■ What to do
Retype the complete listing exactly as it appears.
====================
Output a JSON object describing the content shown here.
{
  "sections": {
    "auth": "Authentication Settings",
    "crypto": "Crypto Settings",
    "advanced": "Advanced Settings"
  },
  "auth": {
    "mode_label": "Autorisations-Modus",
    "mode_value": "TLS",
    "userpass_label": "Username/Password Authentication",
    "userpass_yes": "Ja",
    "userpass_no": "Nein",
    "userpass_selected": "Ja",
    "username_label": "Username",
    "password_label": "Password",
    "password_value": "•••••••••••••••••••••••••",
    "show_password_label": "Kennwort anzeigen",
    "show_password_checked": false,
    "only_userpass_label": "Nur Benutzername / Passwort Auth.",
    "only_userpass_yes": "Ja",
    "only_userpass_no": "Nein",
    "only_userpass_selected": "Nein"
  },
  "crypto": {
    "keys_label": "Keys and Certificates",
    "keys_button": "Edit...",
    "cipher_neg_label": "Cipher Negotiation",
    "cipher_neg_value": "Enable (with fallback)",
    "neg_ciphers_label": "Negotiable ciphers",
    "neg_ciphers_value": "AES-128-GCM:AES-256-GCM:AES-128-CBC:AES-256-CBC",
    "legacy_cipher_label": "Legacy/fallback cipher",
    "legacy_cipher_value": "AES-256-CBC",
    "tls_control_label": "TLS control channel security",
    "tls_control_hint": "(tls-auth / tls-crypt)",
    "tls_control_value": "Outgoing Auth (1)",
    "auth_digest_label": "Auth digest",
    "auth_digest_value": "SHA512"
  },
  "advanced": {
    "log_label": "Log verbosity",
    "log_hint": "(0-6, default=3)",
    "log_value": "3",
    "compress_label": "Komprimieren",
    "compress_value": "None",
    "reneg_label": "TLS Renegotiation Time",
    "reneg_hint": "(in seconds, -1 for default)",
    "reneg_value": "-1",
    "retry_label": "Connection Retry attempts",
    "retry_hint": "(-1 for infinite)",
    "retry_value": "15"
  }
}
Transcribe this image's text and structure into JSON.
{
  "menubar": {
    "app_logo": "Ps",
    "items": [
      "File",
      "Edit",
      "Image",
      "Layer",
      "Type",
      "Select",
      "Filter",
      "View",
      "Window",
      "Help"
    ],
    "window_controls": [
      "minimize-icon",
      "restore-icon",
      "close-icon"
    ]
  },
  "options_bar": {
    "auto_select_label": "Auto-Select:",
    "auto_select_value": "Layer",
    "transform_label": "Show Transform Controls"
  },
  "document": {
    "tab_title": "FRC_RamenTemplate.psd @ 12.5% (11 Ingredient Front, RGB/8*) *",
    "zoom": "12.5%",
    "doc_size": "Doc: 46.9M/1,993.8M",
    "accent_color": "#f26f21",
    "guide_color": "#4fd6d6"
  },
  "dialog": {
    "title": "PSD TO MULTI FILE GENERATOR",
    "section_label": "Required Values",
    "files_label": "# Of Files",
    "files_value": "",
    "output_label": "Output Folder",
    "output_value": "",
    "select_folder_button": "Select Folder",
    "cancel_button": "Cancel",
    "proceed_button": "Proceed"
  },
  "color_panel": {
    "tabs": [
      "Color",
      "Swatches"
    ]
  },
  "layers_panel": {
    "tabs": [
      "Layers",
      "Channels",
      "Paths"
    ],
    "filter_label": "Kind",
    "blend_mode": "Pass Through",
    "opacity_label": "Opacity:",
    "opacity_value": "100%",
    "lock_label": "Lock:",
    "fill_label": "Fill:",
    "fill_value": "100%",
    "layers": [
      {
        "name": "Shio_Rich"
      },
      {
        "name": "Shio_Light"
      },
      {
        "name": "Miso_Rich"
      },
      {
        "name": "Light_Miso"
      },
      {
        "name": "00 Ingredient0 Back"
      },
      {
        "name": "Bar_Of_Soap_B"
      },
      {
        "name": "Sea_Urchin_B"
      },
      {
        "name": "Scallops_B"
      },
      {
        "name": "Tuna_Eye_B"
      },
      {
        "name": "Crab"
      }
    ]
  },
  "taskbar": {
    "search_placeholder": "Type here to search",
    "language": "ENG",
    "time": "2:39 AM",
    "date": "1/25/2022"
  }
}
====================
■ Expected output
Output a JSON object describing the content shown here.
{
  "sections": {
    "auth": "Authentication Settings",
    "crypto": "Crypto Settings",
    "advanced": "Advanced Settings"
  },
  "auth": {
    "mode_label": "Autorisations-Modus",
    "mode_value": "TLS",
    "userpass_label": "Username/Password Authentication",
    "userpass_yes": "Ja",
    "userpass_no": "Nein",
    "userpass_selected": "Ja",
    "username_label": "Username",
    "password_label": "Password",
    "password_value": "•••••••••••••••••••••••••",
    "show_password_label": "Kennwort anzeigen",
    "show_password_checked": false,
    "only_userpass_label": "Nur Benutzername / Passwort Auth.",
    "only_userpass_yes": "Ja",
    "only_userpass_no": "Nein",
    "only_userpass_selected": "Nein"
  },
  "crypto": {
    "keys_label": "Keys and Certificates",
    "keys_button": "Edit...",
    "cipher_neg_label": "Cipher Negotiation",
    "cipher_neg_value": "Enable (with fallback)",
    "neg_ciphers_label": "Negotiable ciphers",
    "neg_ciphers_value": "AES-128-GCM:AES-256-GCM:AES-128-CBC:AES-256-CBC",
    "legacy_cipher_label": "Legacy/fallback cipher",
    "legacy_cipher_value": "AES-256-CBC",
    "tls_control_label": "TLS control channel security",
    "tls_control_hint": "(tls-auth / tls-crypt)",
    "tls_control_value": "Outgoing Auth (1)",
    "auth_digest_label": "Auth digest",
    "auth_digest_value": "SHA512"
  },
  "advanced": {
    "log_label": "Log verbosity",
    "log_hint": "(0-6, default=3)",
    "log_value": "3",
    "compress_label": "Komprimieren",
    "compress_value": "None",
    "reneg_label": "TLS Renegotiation Time",
    "reneg_hint": "(in seconds, -1 for default)",
    "reneg_value": "-1",
    "retry_label": "Connection Retry attempts",
    "retry_hint": "(-1 for infinite)",
    "retry_value": "15"
  }
}
Transcribe this image's text and structure into JSON.
{
  "menubar": {
    "app_logo": "Ps",
    "items": [
      "File",
      "Edit",
      "Image",
      "Layer",
      "Type",
      "Select",
      "Filter",
      "View",
      "Window",
      "Help"
    ],
    "window_controls": [
      "minimize-icon",
      "restore-icon",
      "close-icon"
    ]
  },
  "options_bar": {
    "auto_select_label": "Auto-Select:",
    "auto_select_value": "Layer",
    "transform_label": "Show Transform Controls"
  },
  "document": {
    "tab_title": "FRC_RamenTemplate.psd @ 12.5% (11 Ingredient Front, RGB/8*) *",
    "zoom": "12.5%",
    "doc_size": "Doc: 46.9M/1,993.8M",
    "accent_color": "#f26f21",
    "guide_color": "#4fd6d6"
  },
  "dialog": {
    "title": "PSD TO MULTI FILE GENERATOR",
    "section_label": "Required Values",
    "files_label": "# Of Files",
    "files_value": "",
    "output_label": "Output Folder",
    "output_value": "",
    "select_folder_button": "Select Folder",
    "cancel_button": "Cancel",
    "proceed_button": "Proceed"
  },
  "color_panel": {
    "tabs": [
      "Color",
      "Swatches"
    ]
  },
  "layers_panel": {
    "tabs": [
      "Layers",
      "Channels",
      "Paths"
    ],
    "filter_label": "Kind",
    "blend_mode": "Pass Through",
    "opacity_label": "Opacity:",
    "opacity_value": "100%",
    "lock_label": "Lock:",
    "fill_label": "Fill:",
    "fill_value": "100%",
    "layers": [
      {
        "name": "Shio_Rich"
      },
      {
        "name": "Shio_Light"
      },
      {
        "name": "Miso_Rich"
      },
      {
        "name": "Light_Miso"
      },
      {
        "name": "00 Ingredient0 Back"
      },
      {
        "name": "Bar_Of_Soap_B"
      },
      {
        "name": "Sea_Urchin_B"
      },
      {
        "name": "Scallops_B"
      },
      {
        "name": "Tuna_Eye_B"
      },
      {
        "name": "Crab"
      }
    ]
  },
  "taskbar": {
    "search_placeholder": "Type here to search",
    "language": "ENG",
    "time": "2:39 AM",
    "date": "1/25/2022"
  }
}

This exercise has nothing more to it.